● **MATERIAL FOR THIS TASK**:
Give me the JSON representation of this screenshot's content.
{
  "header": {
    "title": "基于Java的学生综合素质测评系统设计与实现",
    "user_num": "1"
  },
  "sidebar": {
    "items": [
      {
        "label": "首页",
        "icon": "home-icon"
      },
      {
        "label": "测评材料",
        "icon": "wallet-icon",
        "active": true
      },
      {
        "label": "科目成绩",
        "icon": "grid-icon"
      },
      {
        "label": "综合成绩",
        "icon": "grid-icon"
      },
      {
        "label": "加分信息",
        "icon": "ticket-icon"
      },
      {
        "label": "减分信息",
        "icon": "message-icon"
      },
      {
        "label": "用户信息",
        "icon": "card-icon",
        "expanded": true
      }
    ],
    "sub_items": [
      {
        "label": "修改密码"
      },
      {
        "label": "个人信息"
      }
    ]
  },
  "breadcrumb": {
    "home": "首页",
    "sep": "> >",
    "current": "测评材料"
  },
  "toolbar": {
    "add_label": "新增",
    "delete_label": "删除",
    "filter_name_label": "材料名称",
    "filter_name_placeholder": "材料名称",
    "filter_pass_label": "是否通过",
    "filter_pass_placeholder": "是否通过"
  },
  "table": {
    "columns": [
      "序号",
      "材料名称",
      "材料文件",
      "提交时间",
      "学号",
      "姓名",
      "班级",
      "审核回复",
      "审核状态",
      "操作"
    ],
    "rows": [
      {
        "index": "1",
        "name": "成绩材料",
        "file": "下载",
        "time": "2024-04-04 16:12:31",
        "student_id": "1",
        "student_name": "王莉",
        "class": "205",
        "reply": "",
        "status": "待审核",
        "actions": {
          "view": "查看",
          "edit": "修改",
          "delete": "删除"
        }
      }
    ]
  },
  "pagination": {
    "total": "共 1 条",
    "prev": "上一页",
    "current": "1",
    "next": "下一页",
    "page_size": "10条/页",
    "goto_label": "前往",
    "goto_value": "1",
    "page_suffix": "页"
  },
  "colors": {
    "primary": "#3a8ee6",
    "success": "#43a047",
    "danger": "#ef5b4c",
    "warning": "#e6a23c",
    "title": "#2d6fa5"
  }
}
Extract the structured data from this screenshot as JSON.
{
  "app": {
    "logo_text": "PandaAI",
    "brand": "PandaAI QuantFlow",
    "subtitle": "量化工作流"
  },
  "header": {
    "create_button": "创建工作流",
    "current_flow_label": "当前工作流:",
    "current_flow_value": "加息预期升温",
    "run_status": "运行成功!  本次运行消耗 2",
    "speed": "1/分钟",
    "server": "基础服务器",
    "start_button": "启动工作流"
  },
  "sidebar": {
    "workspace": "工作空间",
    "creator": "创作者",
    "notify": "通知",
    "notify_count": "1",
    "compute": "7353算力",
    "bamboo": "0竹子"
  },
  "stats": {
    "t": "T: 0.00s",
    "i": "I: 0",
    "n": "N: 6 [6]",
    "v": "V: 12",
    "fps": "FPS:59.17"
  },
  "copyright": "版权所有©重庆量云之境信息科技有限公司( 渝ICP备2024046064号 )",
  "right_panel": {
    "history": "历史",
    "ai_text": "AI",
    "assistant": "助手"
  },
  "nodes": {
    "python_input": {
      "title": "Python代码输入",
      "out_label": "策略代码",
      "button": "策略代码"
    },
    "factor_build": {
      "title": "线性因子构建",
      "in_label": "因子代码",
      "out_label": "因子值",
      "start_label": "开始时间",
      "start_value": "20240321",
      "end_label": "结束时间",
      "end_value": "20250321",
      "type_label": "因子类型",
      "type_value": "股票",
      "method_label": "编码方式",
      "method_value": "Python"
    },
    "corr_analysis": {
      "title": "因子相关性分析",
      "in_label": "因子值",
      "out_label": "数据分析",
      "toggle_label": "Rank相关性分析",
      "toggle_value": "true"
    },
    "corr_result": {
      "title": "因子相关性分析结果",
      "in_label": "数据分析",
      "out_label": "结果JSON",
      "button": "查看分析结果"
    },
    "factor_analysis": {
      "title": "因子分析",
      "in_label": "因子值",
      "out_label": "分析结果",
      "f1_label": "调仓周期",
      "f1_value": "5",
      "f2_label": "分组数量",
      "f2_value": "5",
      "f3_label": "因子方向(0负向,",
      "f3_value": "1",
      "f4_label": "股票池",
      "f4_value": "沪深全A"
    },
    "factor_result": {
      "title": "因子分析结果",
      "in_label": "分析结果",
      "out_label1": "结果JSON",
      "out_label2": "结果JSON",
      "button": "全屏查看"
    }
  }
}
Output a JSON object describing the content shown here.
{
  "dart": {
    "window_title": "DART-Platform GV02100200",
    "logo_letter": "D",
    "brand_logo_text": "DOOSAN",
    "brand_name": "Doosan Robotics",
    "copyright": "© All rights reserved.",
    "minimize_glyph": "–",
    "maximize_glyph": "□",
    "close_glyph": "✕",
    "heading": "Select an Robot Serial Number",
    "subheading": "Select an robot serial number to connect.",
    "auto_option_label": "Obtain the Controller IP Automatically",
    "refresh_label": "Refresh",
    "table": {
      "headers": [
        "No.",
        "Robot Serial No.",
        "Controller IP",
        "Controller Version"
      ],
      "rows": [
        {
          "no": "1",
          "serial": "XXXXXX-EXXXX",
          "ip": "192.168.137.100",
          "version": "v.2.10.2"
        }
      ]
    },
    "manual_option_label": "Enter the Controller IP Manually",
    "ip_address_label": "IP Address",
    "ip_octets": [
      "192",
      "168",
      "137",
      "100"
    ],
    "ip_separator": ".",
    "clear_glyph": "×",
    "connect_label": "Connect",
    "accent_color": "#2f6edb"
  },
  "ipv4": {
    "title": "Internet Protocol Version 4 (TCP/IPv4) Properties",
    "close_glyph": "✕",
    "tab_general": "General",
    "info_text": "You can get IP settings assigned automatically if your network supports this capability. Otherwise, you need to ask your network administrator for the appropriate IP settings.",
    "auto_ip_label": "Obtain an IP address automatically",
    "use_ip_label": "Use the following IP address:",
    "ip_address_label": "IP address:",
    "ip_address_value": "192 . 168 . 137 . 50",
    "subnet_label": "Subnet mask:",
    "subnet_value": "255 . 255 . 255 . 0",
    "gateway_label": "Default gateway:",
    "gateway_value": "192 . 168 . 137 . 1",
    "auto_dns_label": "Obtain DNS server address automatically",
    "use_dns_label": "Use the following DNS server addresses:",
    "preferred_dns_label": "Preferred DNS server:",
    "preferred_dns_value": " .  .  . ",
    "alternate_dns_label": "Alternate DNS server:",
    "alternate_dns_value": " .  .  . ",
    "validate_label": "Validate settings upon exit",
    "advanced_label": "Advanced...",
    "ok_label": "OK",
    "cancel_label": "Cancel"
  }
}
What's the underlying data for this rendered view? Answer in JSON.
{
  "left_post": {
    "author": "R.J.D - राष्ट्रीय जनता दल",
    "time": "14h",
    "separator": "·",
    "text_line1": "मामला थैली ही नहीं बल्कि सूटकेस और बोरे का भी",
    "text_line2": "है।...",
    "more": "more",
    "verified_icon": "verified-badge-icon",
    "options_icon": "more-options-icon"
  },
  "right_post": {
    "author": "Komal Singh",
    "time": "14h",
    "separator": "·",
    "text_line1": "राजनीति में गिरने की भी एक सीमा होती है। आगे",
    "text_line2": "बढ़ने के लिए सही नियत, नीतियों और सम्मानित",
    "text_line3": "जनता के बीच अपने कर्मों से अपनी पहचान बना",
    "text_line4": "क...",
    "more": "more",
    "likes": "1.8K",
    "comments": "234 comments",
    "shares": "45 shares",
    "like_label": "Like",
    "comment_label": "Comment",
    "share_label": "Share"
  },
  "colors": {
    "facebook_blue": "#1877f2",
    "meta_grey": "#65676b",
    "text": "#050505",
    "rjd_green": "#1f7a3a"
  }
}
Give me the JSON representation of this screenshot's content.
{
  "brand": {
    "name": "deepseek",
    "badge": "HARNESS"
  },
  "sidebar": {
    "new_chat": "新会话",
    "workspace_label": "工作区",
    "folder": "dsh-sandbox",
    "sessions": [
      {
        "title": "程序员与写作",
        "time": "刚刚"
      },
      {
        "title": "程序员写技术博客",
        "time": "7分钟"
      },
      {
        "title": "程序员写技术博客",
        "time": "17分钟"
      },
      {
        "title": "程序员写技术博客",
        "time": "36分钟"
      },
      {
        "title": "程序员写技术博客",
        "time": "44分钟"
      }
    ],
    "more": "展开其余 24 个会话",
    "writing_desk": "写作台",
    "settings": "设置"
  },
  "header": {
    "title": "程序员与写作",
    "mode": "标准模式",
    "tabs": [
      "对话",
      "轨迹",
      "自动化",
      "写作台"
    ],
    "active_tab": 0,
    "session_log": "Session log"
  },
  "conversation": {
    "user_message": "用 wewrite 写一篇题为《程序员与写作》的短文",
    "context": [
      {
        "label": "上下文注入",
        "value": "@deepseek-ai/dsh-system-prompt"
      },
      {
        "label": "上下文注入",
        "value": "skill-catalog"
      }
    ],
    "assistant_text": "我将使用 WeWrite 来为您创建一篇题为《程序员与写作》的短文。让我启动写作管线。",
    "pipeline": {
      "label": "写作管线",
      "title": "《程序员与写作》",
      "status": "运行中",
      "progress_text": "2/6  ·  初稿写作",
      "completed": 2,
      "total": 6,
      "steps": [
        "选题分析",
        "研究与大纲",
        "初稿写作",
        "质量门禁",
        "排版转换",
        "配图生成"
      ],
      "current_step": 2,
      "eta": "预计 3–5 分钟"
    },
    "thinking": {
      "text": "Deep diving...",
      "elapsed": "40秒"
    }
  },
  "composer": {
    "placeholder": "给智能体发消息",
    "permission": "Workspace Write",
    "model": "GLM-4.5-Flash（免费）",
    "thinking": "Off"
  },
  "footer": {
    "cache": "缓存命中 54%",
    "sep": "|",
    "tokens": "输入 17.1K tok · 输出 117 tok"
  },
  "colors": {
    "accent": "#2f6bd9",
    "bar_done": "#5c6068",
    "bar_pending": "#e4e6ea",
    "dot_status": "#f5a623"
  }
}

● **WHAT TO WORK ON**: Find the word "more" in the entries above and gather every line that holds it.

● **ANSWER TO THIS EXERCISE**:
    "more": "more",
    "options_icon": "more-options-icon"
    "more": "more",
    "more": "展开其余 24 个会话",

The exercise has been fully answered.